======== DATASET RECORDS

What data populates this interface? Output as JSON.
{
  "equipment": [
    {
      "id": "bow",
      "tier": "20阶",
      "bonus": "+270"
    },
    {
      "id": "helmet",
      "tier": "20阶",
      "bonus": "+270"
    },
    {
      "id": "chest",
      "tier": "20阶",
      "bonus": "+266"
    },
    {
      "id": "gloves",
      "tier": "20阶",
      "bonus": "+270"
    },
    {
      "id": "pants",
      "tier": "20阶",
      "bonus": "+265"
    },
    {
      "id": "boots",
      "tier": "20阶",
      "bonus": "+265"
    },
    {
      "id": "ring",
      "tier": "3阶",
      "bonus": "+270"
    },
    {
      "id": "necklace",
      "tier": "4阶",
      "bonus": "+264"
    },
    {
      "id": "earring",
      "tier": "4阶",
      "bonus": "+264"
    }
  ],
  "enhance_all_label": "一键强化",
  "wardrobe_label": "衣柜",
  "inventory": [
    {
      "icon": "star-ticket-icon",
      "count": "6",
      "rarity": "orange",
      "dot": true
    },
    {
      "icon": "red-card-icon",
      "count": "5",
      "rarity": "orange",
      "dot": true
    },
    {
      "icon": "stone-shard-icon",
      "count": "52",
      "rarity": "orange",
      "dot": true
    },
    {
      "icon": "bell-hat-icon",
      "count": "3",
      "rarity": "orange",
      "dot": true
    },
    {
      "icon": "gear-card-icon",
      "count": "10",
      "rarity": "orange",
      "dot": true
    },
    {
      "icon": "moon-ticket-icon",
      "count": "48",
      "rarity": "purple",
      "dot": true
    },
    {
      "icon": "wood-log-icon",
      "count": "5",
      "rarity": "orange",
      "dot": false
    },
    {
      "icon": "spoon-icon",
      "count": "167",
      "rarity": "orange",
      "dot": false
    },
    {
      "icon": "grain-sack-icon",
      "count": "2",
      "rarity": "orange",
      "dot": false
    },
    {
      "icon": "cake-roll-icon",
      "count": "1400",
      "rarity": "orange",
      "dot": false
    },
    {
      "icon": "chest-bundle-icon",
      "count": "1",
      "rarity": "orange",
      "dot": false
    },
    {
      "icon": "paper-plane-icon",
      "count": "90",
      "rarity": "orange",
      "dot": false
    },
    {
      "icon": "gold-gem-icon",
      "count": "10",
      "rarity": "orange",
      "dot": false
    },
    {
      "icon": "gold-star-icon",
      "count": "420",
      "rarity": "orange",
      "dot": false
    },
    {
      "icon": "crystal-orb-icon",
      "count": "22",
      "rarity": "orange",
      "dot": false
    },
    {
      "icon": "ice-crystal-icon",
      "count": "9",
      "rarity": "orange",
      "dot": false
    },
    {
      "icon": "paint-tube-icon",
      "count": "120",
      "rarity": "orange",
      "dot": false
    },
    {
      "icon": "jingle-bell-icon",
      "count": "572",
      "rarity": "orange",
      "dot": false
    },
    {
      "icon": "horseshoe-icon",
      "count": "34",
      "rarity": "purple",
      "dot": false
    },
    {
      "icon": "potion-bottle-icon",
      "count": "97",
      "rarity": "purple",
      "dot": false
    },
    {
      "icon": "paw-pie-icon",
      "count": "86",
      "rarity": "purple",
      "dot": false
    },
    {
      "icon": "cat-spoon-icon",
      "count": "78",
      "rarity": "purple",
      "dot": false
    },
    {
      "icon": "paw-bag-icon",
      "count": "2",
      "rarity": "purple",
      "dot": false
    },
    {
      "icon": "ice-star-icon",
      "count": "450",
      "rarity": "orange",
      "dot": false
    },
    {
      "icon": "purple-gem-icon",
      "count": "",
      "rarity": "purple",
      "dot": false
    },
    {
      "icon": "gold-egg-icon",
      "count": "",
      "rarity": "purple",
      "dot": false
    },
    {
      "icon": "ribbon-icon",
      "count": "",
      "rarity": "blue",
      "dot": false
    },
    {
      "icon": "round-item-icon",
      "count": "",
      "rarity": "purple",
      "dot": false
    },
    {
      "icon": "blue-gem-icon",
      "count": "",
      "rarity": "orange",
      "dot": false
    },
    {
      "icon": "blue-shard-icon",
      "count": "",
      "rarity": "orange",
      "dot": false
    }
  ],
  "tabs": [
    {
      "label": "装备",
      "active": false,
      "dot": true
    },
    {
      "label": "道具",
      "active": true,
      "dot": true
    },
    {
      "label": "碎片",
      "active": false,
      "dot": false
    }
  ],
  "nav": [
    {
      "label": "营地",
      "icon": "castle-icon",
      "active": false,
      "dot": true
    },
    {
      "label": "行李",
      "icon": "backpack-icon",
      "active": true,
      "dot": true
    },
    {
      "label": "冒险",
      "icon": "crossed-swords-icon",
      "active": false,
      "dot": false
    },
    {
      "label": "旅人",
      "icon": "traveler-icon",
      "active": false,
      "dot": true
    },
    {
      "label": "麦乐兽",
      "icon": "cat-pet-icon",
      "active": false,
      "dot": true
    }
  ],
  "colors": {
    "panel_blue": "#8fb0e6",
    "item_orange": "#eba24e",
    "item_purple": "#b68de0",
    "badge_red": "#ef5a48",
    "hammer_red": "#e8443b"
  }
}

================
======== DATASET RECORDS

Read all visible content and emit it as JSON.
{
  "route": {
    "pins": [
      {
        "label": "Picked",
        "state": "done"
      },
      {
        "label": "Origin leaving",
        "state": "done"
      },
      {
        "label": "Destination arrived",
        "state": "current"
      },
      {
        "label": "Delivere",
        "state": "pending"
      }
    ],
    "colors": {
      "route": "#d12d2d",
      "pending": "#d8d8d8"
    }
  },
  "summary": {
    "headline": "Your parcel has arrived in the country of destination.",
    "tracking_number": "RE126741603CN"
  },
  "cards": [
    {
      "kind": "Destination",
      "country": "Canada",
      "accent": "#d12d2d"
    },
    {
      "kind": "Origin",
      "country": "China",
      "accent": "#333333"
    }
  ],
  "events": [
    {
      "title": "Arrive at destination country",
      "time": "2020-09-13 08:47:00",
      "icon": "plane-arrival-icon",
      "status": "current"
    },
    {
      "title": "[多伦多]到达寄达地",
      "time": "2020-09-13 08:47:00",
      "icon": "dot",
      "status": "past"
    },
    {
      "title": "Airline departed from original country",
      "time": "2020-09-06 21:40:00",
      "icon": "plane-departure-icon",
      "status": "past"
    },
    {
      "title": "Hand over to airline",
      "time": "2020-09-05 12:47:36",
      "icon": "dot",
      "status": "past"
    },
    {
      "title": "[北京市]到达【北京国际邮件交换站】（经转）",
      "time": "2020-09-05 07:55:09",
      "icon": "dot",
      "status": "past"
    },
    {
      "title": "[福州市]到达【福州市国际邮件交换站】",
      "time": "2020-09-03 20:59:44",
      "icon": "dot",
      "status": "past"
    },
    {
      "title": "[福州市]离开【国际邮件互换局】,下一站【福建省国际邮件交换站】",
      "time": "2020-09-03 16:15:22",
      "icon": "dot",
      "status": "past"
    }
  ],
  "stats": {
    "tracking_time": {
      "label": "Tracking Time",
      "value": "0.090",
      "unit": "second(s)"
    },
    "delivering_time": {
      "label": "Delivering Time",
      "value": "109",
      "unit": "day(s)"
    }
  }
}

================
======== DATASET RECORDS

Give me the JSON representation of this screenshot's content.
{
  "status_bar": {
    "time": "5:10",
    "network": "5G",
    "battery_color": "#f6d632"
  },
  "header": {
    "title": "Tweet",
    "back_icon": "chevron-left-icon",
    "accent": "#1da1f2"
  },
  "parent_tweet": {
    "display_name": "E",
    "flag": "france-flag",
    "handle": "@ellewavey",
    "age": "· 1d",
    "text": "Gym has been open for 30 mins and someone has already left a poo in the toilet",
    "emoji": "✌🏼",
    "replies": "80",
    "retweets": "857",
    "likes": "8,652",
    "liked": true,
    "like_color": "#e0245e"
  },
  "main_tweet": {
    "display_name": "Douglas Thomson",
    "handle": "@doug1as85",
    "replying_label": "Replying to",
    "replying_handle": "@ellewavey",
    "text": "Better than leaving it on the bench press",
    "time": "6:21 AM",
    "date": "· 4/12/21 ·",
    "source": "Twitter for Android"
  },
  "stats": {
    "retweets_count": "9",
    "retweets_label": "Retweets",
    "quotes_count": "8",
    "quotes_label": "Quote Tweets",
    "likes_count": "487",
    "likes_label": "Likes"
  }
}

================

Copy each line of the entries that includes the word "plane".

▶ TASK OUTPUT
      "icon": "paper-plane-icon",
      "icon": "plane-arrival-icon",
      "icon": "plane-departure-icon",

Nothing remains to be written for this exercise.